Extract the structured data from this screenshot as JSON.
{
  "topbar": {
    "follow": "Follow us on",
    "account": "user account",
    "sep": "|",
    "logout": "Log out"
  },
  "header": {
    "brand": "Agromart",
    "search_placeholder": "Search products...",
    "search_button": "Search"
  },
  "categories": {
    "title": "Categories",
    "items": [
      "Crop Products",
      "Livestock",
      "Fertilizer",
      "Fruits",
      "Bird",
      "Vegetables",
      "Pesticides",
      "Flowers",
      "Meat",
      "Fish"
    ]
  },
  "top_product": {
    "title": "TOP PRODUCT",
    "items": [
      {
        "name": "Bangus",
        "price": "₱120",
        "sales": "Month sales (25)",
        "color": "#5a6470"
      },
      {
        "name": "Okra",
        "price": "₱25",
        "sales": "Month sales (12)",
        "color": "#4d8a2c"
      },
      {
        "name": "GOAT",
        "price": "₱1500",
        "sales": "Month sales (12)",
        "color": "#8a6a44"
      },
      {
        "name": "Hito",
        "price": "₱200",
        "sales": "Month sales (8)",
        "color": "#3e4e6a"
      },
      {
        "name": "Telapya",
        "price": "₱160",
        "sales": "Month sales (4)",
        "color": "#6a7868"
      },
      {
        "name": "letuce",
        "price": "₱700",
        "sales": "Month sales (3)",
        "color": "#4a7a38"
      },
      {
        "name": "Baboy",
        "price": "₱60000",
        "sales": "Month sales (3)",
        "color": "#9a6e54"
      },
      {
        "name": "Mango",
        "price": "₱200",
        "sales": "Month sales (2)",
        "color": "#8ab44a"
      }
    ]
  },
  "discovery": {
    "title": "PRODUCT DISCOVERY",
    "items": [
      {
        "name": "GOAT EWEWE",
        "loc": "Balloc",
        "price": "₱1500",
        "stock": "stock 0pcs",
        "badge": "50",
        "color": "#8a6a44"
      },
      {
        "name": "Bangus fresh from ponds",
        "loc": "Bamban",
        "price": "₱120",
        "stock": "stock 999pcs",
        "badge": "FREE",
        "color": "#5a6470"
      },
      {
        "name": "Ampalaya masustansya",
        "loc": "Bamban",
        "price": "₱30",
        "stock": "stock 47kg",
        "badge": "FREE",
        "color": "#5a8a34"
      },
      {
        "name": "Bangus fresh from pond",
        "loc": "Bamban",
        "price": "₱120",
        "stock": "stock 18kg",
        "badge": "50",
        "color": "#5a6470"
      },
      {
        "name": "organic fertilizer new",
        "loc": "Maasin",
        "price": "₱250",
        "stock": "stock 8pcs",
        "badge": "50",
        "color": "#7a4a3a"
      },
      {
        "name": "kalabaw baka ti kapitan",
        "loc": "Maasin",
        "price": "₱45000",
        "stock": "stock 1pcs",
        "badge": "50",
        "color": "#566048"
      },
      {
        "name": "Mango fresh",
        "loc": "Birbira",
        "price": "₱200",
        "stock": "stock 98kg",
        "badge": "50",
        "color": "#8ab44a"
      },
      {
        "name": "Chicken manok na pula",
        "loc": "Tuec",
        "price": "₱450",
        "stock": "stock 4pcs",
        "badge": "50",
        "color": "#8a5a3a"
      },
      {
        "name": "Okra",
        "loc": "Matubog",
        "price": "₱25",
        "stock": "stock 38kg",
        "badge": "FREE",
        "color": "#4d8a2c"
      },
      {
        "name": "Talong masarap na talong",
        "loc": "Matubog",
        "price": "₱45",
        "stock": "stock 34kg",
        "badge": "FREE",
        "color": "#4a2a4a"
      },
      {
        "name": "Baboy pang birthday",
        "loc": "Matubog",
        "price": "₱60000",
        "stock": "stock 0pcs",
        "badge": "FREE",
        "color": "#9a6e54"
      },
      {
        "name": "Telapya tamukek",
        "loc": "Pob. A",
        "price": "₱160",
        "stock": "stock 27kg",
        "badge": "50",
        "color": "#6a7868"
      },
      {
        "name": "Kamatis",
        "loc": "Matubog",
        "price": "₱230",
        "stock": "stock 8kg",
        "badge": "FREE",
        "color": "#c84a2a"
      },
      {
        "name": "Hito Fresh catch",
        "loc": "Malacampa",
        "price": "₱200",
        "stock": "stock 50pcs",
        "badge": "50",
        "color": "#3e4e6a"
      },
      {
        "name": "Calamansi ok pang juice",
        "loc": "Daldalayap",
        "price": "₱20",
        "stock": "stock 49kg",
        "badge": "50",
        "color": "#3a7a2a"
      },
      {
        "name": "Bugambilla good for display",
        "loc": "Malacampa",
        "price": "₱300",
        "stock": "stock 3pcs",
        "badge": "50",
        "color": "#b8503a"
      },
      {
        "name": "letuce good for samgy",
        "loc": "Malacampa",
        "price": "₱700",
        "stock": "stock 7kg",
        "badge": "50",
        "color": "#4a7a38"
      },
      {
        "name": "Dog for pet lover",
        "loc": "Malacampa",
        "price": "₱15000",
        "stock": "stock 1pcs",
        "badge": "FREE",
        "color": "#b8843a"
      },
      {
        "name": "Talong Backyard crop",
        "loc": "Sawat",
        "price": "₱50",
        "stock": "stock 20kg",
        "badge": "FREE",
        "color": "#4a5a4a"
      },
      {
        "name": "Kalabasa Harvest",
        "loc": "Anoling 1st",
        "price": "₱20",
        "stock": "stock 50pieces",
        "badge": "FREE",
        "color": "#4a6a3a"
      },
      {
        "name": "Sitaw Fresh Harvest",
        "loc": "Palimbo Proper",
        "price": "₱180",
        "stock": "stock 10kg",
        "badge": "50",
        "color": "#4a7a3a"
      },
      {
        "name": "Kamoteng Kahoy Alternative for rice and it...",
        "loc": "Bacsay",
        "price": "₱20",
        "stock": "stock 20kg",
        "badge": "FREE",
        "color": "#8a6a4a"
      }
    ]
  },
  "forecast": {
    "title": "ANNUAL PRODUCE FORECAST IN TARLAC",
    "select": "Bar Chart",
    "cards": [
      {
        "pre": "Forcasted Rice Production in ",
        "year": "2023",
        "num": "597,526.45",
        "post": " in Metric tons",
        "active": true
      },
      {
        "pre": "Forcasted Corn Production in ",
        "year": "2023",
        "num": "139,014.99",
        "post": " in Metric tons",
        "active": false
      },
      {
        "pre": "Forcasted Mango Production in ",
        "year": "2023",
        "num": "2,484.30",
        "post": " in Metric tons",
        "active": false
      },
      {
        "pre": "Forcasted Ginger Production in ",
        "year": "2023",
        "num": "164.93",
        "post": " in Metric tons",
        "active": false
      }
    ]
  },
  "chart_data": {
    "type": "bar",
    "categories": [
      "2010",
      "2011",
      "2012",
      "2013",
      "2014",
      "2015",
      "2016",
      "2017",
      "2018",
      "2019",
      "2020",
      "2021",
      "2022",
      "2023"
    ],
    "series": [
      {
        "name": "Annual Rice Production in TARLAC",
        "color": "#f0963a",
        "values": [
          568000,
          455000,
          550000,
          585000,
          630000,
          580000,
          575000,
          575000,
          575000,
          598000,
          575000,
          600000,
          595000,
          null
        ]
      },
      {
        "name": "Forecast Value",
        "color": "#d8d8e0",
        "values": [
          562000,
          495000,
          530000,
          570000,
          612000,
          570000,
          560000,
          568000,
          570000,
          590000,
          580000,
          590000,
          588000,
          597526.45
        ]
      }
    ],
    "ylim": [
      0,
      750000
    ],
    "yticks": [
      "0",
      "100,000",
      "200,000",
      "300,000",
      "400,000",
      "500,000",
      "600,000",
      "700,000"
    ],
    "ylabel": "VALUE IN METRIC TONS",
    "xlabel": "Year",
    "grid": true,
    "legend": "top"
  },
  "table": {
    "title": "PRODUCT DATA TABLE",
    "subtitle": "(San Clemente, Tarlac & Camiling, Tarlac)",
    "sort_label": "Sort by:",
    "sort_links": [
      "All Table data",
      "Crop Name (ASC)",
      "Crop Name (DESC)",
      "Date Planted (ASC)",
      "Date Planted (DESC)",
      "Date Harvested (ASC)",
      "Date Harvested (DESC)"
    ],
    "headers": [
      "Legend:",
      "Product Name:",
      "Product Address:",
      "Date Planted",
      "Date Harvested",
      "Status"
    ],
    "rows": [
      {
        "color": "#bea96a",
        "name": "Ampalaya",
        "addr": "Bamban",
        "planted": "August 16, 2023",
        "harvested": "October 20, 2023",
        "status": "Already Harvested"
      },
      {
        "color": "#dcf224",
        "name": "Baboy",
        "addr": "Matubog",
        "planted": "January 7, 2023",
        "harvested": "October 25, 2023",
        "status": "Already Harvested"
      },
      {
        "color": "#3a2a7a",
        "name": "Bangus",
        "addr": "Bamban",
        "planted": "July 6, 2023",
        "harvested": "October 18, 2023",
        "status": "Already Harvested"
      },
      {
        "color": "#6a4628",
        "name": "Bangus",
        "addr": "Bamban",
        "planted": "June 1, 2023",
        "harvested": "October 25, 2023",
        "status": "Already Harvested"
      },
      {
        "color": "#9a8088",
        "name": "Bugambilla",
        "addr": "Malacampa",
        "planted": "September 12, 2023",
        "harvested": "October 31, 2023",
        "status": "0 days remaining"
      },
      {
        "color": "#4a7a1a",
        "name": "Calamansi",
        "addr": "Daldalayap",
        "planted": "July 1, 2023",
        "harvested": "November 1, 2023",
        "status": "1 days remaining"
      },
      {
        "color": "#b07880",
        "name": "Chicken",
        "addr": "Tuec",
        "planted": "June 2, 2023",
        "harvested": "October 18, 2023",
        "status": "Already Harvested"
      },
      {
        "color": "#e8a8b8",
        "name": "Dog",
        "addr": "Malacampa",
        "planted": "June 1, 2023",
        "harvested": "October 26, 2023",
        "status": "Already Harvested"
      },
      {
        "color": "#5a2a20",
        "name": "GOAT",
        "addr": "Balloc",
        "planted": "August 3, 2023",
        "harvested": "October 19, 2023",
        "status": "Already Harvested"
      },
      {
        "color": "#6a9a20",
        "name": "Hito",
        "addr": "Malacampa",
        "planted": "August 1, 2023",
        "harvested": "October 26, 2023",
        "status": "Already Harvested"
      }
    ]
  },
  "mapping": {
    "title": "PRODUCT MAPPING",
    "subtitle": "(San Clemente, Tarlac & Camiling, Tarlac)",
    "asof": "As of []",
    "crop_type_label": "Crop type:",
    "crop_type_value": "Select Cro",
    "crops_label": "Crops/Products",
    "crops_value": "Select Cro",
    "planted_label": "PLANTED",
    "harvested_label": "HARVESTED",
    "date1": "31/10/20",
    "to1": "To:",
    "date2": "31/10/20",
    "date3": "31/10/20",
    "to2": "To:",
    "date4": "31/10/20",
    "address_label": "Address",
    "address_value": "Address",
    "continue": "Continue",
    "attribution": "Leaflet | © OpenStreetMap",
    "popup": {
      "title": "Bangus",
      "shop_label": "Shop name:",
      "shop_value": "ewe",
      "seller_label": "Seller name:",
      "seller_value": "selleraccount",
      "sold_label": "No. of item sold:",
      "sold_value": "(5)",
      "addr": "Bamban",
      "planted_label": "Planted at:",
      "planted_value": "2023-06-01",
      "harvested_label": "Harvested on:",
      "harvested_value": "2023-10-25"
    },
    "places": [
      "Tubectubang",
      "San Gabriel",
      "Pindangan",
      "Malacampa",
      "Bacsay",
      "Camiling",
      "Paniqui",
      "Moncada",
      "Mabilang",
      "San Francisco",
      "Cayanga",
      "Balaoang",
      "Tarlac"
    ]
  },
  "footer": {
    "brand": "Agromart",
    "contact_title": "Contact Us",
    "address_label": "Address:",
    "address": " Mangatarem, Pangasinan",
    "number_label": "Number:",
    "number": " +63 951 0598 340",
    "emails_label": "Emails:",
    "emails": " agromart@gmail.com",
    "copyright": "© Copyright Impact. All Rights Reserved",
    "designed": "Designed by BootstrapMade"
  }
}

:::::

▶ WORK REQUIRED:
All lines of the data above that include the word "Chicken" must be shown.

▶ OUTPUT OF THE EXERCISE:
        "name": "Chicken manok na pula",
        "name": "Chicken",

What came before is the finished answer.